*Prompt*.
Could you copy every row below character for character, leaving out the pictures?

*Input rows*.

<<<<

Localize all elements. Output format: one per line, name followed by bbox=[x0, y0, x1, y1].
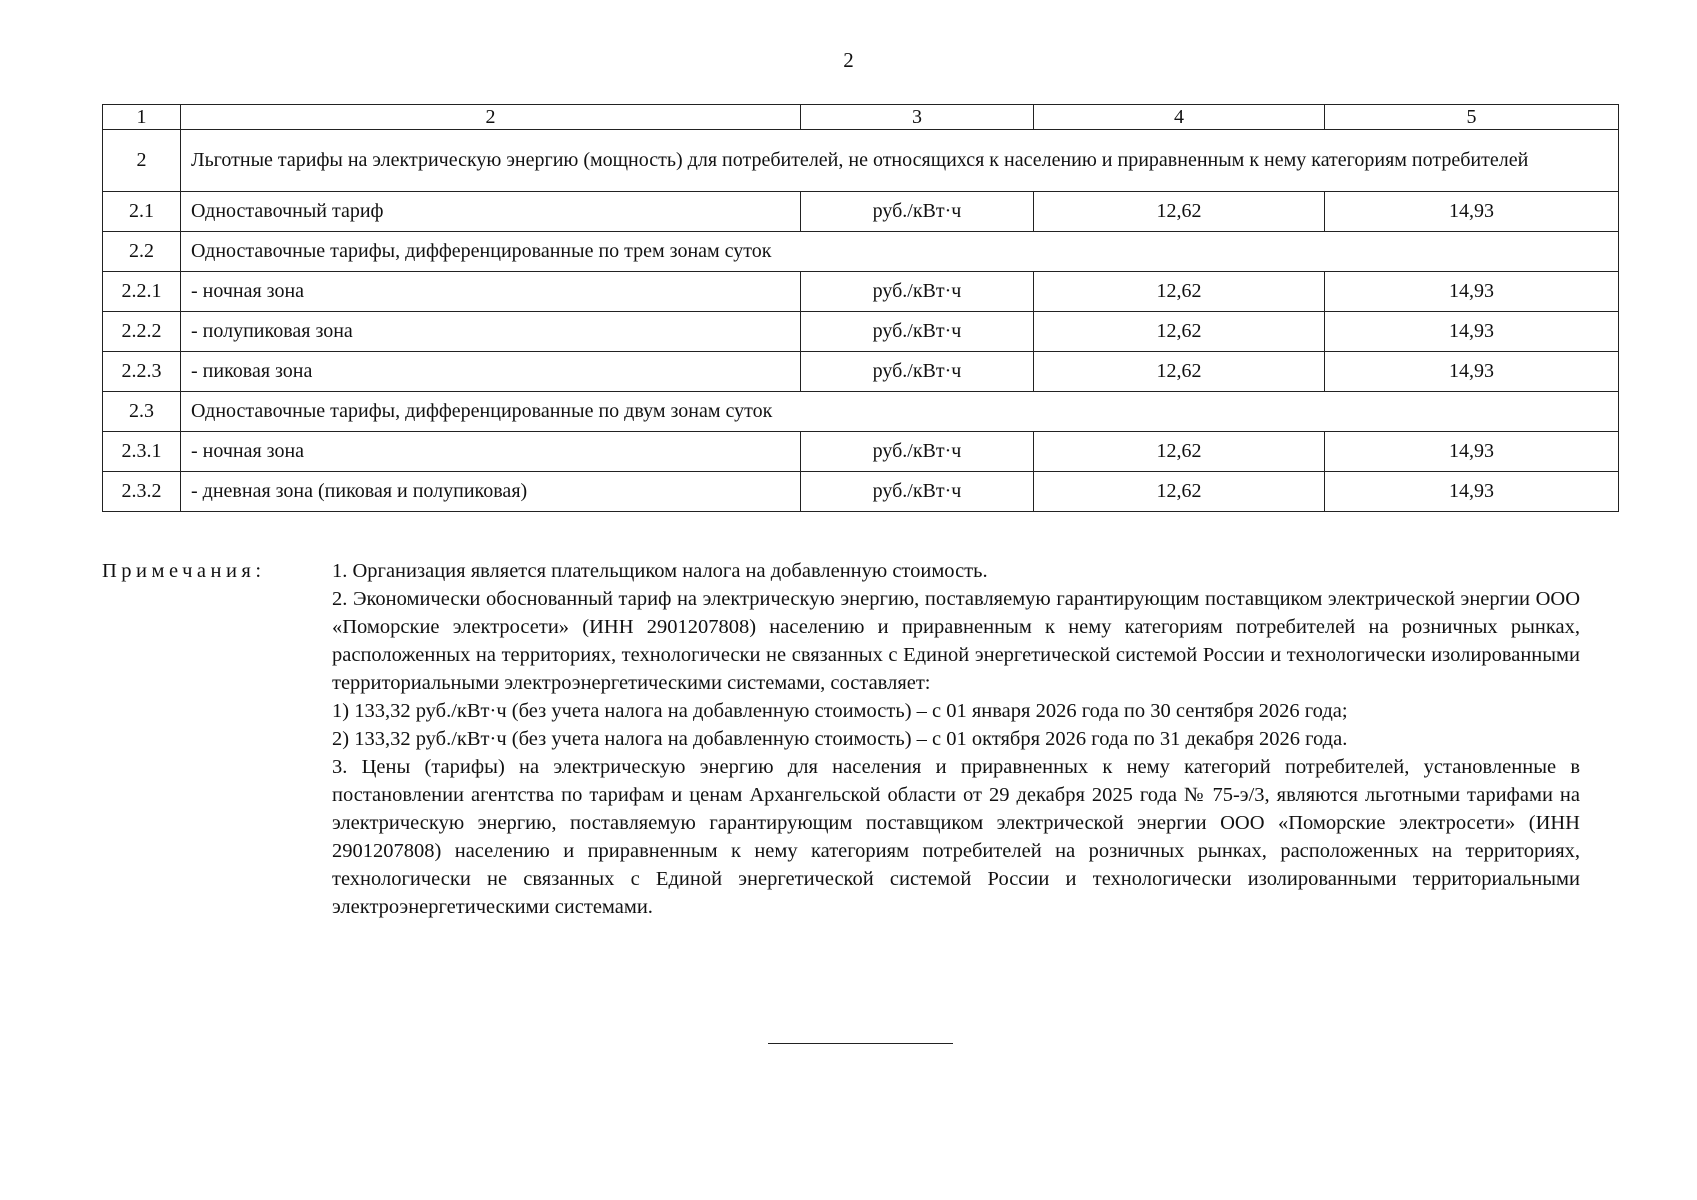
row-name: - пиковая зона bbox=[181, 352, 801, 392]
row-number: 2.3.2 bbox=[103, 472, 181, 512]
row-name: - ночная зона bbox=[181, 272, 801, 312]
section-row bbox=[103, 130, 1619, 192]
tariff-table bbox=[102, 104, 1619, 512]
notes-label: Примечания: bbox=[102, 560, 266, 582]
row-number: 2 bbox=[103, 130, 181, 192]
row-name: Одноставочный тариф bbox=[181, 192, 801, 232]
table-row bbox=[103, 312, 1619, 352]
row-value-col4: 12,62 bbox=[1034, 352, 1325, 392]
row-value-col4: 12,62 bbox=[1034, 192, 1325, 232]
note-item: 1) 133,32 руб./кВт·ч (без учета налога на добавленную стоимость) – с 01 января 2026 года по 30 сентября 2026 года; bbox=[332, 700, 1348, 722]
subheading-row bbox=[103, 392, 1619, 432]
note-item: 3. Цены (тарифы) на электрическую энергию для населения и приравненных к нему категорий потребителей, установленные в постановлении агентства по тарифам и ценам Архангельской области от 29 декабря 2025 года № 75-э/3, являются льготными тарифами на электрическую энергию, поставляемую гарантирующим поставщиком электрической энергии ООО «Поморские электросети» (ИНН 2901207808) населению и приравненным к нему категориям потребителей на розничных рынках, расположенных на территориях, технологически не связанных с Единой энергетической системой России и технологически изолированными территориальными электроэнергетическими системами. bbox=[332, 756, 1580, 918]
row-number: 2.3 bbox=[103, 392, 181, 432]
row-number: 2.1 bbox=[103, 192, 181, 232]
row-name: - ночная зона bbox=[181, 432, 801, 472]
header-cell: 4 bbox=[1034, 105, 1325, 130]
row-name: Одноставочные тарифы, дифференцированные по трем зонам суток bbox=[181, 232, 1619, 272]
table-row bbox=[103, 272, 1619, 312]
header-cell: 1 bbox=[103, 105, 181, 130]
row-unit: руб./кВт·ч bbox=[801, 312, 1034, 352]
row-name: - дневная зона (пиковая и полупиковая) bbox=[181, 472, 801, 512]
table-row bbox=[103, 352, 1619, 392]
row-value-col5: 14,93 bbox=[1325, 432, 1619, 472]
row-number: 2.2 bbox=[103, 232, 181, 272]
page-number: 2 bbox=[843, 48, 854, 72]
row-value-col5: 14,93 bbox=[1325, 352, 1619, 392]
header-cell: 2 bbox=[181, 105, 801, 130]
row-value-col4: 12,62 bbox=[1034, 432, 1325, 472]
note-item: 2. Экономически обоснованный тариф на электрическую энергию, поставляемую гарантирующим поставщиком электрической энергии ООО «Поморские электросети» (ИНН 2901207808) населению и приравненным к нему категориям потребителей на розничных рынках, расположенных на территориях, технологически не связанных с Единой энергетической системой России и технологически изолированными территориальными электроэнергетическими системами, составляет: bbox=[332, 588, 1580, 694]
table-row bbox=[103, 192, 1619, 232]
row-unit: руб./кВт·ч bbox=[801, 472, 1034, 512]
row-name: Одноставочные тарифы, дифференцированные по двум зонам суток bbox=[181, 392, 1619, 432]
row-unit: руб./кВт·ч bbox=[801, 352, 1034, 392]
row-number: 2.2.3 bbox=[103, 352, 181, 392]
subheading-row bbox=[103, 232, 1619, 272]
row-name: - полупиковая зона bbox=[181, 312, 801, 352]
row-value-col5: 14,93 bbox=[1325, 472, 1619, 512]
row-number: 2.2.1 bbox=[103, 272, 181, 312]
note-item: 2) 133,32 руб./кВт·ч (без учета налога на добавленную стоимость) – с 01 октября 2026 года по 31 декабря 2026 года. bbox=[332, 728, 1348, 750]
row-value-col4: 12,62 bbox=[1034, 472, 1325, 512]
row-value-col5: 14,93 bbox=[1325, 192, 1619, 232]
row-value-col5: 14,93 bbox=[1325, 312, 1619, 352]
header-cell: 3 bbox=[801, 105, 1034, 130]
header-cell: 5 bbox=[1325, 105, 1619, 130]
row-value-col4: 12,62 bbox=[1034, 312, 1325, 352]
row-value-col5: 14,93 bbox=[1325, 272, 1619, 312]
row-number: 2.3.1 bbox=[103, 432, 181, 472]
row-number: 2.2.2 bbox=[103, 312, 181, 352]
table-row bbox=[103, 472, 1619, 512]
table-header-row bbox=[103, 105, 1619, 130]
row-unit: руб./кВт·ч bbox=[801, 272, 1034, 312]
row-value-col4: 12,62 bbox=[1034, 272, 1325, 312]
notes-body bbox=[332, 557, 1580, 921]
section-title: Льготные тарифы на электрическую энергию (мощность) для потребителей, не относящихся к населению и приравненным к нему категориям потребителей bbox=[181, 130, 1619, 192]
note-item: 1. Организация является плательщиком налога на добавленную стоимость. bbox=[332, 560, 988, 582]
row-unit: руб./кВт·ч bbox=[801, 192, 1034, 232]
row-unit: руб./кВт·ч bbox=[801, 432, 1034, 472]
end-divider bbox=[768, 1043, 953, 1044]
table-row bbox=[103, 432, 1619, 472]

>>>>

*Task response*.
Localize all elements. Output format: one per line, name followed by bbox=[x0, y0, x1, y1].
row-name: - пиковая зона bbox=[181, 352, 801, 392]
row-number: 2.3.2 bbox=[103, 472, 181, 512]
row-name: - ночная зона bbox=[181, 272, 801, 312]
section-row bbox=[103, 130, 1619, 192]
tariff-table bbox=[102, 104, 1619, 512]
notes-label: Примечания: bbox=[102, 560, 266, 582]
row-number: 2 bbox=[103, 130, 181, 192]
row-name: Одноставочный тариф bbox=[181, 192, 801, 232]
table-row bbox=[103, 312, 1619, 352]
row-value-col4: 12,62 bbox=[1034, 352, 1325, 392]
row-value-col4: 12,62 bbox=[1034, 192, 1325, 232]
note-item: 1) 133,32 руб./кВт·ч (без учета налога на добавленную стоимость) – с 01 января 2026 года по 30 сентября 2026 года; bbox=[332, 700, 1348, 722]
subheading-row bbox=[103, 392, 1619, 432]
note-item: 3. Цены (тарифы) на электрическую энергию для населения и приравненных к нему категорий потребителей, установленные в постановлении агентства по тарифам и ценам Архангельской области от 29 декабря 2025 года № 75-э/3, являются льготными тарифами на электрическую энергию, поставляемую гарантирующим поставщиком электрической энергии ООО «Поморские электросети» (ИНН 2901207808) населению и приравненным к нему категориям потребителей на розничных рынках, расположенных на территориях, технологически не связанных с Единой энергетической системой России и технологически изолированными территориальными электроэнергетическими системами. bbox=[332, 756, 1580, 918]
row-number: 2.3 bbox=[103, 392, 181, 432]
row-number: 2.1 bbox=[103, 192, 181, 232]
row-name: - ночная зона bbox=[181, 432, 801, 472]
header-cell: 4 bbox=[1034, 105, 1325, 130]
row-name: Одноставочные тарифы, дифференцированные по трем зонам суток bbox=[181, 232, 1619, 272]
table-row bbox=[103, 272, 1619, 312]
header-cell: 1 bbox=[103, 105, 181, 130]
row-unit: руб./кВт·ч bbox=[801, 312, 1034, 352]
row-name: - дневная зона (пиковая и полупиковая) bbox=[181, 472, 801, 512]
table-row bbox=[103, 352, 1619, 392]
row-value-col5: 14,93 bbox=[1325, 432, 1619, 472]
row-number: 2.2 bbox=[103, 232, 181, 272]
page-number: 2 bbox=[843, 48, 854, 72]
row-value-col5: 14,93 bbox=[1325, 352, 1619, 392]
header-cell: 2 bbox=[181, 105, 801, 130]
row-value-col4: 12,62 bbox=[1034, 432, 1325, 472]
note-item: 2. Экономически обоснованный тариф на электрическую энергию, поставляемую гарантирующим поставщиком электрической энергии ООО «Поморские электросети» (ИНН 2901207808) населению и приравненным к нему категориям потребителей на розничных рынках, расположенных на территориях, технологически не связанных с Единой энергетической системой России и технологически изолированными территориальными электроэнергетическими системами, составляет: bbox=[332, 588, 1580, 694]
table-row bbox=[103, 192, 1619, 232]
row-unit: руб./кВт·ч bbox=[801, 472, 1034, 512]
row-name: Одноставочные тарифы, дифференцированные по двум зонам суток bbox=[181, 392, 1619, 432]
row-unit: руб./кВт·ч bbox=[801, 352, 1034, 392]
row-number: 2.2.3 bbox=[103, 352, 181, 392]
subheading-row bbox=[103, 232, 1619, 272]
row-name: - полупиковая зона bbox=[181, 312, 801, 352]
row-value-col5: 14,93 bbox=[1325, 472, 1619, 512]
row-number: 2.2.1 bbox=[103, 272, 181, 312]
note-item: 2) 133,32 руб./кВт·ч (без учета налога на добавленную стоимость) – с 01 октября 2026 года по 31 декабря 2026 года. bbox=[332, 728, 1348, 750]
row-value-col4: 12,62 bbox=[1034, 472, 1325, 512]
row-value-col5: 14,93 bbox=[1325, 192, 1619, 232]
row-value-col5: 14,93 bbox=[1325, 312, 1619, 352]
header-cell: 3 bbox=[801, 105, 1034, 130]
header-cell: 5 bbox=[1325, 105, 1619, 130]
row-value-col4: 12,62 bbox=[1034, 312, 1325, 352]
row-value-col5: 14,93 bbox=[1325, 272, 1619, 312]
row-number: 2.3.1 bbox=[103, 432, 181, 472]
row-number: 2.2.2 bbox=[103, 312, 181, 352]
table-row bbox=[103, 472, 1619, 512]
table-header-row bbox=[103, 105, 1619, 130]
row-unit: руб./кВт·ч bbox=[801, 272, 1034, 312]
row-value-col4: 12,62 bbox=[1034, 272, 1325, 312]
notes-body bbox=[332, 557, 1580, 921]
section-title: Льготные тарифы на электрическую энергию (мощность) для потребителей, не относящихся к населению и приравненным к нему категориям потребителей bbox=[181, 130, 1619, 192]
note-item: 1. Организация является плательщиком налога на добавленную стоимость. bbox=[332, 560, 988, 582]
row-unit: руб./кВт·ч bbox=[801, 192, 1034, 232]
row-unit: руб./кВт·ч bbox=[801, 432, 1034, 472]
end-divider bbox=[768, 1043, 953, 1044]
table-row bbox=[103, 432, 1619, 472]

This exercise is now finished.